# Records:
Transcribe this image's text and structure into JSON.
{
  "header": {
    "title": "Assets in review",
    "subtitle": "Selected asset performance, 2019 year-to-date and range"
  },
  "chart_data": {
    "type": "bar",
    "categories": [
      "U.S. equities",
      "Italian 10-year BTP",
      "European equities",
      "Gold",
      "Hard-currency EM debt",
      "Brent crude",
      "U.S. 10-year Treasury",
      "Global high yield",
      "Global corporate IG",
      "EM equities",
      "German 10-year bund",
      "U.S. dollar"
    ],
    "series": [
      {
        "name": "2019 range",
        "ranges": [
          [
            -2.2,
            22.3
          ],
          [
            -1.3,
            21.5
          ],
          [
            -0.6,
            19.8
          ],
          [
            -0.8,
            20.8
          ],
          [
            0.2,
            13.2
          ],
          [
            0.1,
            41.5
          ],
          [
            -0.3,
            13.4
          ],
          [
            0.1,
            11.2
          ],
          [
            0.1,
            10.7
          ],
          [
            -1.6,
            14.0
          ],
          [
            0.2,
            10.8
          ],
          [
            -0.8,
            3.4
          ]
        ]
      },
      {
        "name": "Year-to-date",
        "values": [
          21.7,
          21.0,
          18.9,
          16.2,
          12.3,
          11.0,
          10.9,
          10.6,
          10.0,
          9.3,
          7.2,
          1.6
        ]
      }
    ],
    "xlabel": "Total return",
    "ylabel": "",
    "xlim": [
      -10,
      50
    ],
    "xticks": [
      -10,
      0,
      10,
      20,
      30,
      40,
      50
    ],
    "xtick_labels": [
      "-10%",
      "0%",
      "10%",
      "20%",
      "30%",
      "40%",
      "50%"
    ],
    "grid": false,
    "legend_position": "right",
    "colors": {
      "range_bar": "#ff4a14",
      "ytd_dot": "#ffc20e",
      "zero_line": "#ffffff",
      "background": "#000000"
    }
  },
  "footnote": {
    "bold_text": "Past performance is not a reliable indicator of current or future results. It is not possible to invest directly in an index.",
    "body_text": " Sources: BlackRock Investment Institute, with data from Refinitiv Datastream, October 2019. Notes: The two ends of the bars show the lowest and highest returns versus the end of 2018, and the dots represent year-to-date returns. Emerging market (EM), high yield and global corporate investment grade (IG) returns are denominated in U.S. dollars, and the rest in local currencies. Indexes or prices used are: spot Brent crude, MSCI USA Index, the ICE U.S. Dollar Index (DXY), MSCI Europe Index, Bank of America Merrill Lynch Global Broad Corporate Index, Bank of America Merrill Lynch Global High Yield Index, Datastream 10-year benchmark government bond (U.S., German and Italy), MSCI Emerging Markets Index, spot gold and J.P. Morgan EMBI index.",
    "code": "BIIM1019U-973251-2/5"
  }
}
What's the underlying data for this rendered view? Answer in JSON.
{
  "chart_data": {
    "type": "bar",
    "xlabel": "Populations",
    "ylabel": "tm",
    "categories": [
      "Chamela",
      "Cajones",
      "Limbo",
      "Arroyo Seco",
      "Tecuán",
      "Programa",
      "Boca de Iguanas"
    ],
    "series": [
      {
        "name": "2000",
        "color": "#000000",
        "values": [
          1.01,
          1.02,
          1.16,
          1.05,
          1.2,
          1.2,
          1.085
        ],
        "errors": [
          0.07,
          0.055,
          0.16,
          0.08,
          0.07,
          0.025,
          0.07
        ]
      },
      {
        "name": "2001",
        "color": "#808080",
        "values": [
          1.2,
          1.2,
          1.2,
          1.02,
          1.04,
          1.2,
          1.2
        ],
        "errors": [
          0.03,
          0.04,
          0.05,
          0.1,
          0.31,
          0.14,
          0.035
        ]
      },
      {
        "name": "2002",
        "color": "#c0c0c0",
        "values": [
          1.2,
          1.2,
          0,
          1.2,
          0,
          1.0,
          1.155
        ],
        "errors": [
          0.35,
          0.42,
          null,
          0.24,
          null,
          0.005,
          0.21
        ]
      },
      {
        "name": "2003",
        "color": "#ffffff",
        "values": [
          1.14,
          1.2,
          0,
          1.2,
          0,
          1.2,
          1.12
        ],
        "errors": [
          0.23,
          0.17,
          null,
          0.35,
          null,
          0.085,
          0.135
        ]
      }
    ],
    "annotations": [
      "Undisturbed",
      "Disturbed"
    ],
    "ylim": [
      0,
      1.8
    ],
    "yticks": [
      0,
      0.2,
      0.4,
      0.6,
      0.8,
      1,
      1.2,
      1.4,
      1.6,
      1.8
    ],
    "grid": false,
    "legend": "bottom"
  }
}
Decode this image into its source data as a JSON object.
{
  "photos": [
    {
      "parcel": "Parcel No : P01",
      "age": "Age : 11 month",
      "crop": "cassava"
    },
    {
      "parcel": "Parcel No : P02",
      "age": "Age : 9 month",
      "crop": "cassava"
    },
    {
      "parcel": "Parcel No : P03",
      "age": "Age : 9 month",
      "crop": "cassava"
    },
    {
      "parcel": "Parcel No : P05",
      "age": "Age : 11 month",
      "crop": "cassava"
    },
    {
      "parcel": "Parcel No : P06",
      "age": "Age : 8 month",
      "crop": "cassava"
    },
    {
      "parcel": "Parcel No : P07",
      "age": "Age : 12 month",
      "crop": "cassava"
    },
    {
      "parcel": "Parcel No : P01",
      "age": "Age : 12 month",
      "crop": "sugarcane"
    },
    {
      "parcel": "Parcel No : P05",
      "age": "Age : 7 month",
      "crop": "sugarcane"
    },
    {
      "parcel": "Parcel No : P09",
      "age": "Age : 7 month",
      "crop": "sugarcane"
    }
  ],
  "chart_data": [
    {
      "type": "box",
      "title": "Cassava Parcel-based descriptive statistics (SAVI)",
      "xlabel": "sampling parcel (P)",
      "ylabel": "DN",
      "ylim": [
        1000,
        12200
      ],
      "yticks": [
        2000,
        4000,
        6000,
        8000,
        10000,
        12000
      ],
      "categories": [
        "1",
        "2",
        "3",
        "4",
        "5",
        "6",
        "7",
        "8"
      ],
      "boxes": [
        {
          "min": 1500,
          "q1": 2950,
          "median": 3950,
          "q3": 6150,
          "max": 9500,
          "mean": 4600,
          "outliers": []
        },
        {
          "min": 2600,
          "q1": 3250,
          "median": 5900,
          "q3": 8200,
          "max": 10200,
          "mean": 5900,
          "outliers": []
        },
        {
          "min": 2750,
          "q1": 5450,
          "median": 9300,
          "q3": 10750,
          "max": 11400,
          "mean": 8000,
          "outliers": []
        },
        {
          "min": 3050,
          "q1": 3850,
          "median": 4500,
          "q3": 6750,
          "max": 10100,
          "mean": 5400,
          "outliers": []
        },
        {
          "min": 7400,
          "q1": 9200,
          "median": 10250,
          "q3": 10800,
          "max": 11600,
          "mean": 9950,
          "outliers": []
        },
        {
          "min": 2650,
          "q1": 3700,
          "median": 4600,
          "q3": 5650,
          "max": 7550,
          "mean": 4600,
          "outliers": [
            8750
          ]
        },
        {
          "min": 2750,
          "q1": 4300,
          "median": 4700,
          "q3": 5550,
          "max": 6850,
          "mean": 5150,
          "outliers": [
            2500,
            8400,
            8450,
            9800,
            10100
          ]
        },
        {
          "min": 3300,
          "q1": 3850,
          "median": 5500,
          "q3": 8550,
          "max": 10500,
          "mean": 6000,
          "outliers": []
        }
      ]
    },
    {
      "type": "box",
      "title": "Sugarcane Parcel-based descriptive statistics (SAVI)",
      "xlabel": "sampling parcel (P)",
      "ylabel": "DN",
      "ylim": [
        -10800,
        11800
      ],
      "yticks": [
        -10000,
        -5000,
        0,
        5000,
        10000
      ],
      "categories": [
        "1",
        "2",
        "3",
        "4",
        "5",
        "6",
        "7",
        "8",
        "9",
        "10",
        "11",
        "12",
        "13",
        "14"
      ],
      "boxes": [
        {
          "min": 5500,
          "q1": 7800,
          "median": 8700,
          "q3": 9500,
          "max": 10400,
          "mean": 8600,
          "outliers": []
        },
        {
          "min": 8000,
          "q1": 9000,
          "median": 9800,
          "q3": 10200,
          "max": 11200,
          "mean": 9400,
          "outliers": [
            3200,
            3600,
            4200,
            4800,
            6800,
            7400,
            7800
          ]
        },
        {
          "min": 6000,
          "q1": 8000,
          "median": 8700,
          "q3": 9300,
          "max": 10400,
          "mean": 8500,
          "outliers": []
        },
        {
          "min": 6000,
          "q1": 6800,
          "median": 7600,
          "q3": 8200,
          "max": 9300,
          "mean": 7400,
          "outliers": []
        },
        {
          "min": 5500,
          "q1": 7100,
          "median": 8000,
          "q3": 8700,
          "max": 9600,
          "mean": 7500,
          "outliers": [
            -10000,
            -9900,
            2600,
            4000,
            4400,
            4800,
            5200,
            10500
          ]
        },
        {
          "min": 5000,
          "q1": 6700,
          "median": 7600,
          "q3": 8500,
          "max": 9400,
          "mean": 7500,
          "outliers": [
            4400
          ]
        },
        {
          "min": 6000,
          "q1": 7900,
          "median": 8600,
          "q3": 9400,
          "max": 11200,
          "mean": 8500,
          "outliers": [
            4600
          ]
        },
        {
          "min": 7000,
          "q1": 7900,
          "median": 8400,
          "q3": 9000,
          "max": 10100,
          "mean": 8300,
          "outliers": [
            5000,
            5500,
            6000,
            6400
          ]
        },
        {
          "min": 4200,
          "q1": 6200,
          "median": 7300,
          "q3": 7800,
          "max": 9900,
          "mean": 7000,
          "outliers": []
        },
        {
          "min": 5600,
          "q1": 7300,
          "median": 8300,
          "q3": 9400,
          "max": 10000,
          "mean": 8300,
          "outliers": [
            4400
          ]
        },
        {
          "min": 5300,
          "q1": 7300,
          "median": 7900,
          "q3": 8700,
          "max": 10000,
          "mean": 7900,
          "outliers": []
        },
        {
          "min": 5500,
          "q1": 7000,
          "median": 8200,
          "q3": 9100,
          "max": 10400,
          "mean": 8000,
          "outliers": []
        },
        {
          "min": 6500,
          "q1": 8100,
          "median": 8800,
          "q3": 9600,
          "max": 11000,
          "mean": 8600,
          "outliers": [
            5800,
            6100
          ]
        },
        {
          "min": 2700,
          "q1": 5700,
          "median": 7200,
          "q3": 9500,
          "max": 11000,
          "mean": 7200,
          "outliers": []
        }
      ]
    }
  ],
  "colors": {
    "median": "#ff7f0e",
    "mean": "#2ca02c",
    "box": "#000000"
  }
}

# Work required:
Scan the data above and copy every line with "statistics" in it.

# The answer:
      "title": "Cassava Parcel-based descriptive statistics (SAVI)",
      "title": "Sugarcane Parcel-based descriptive statistics (SAVI)",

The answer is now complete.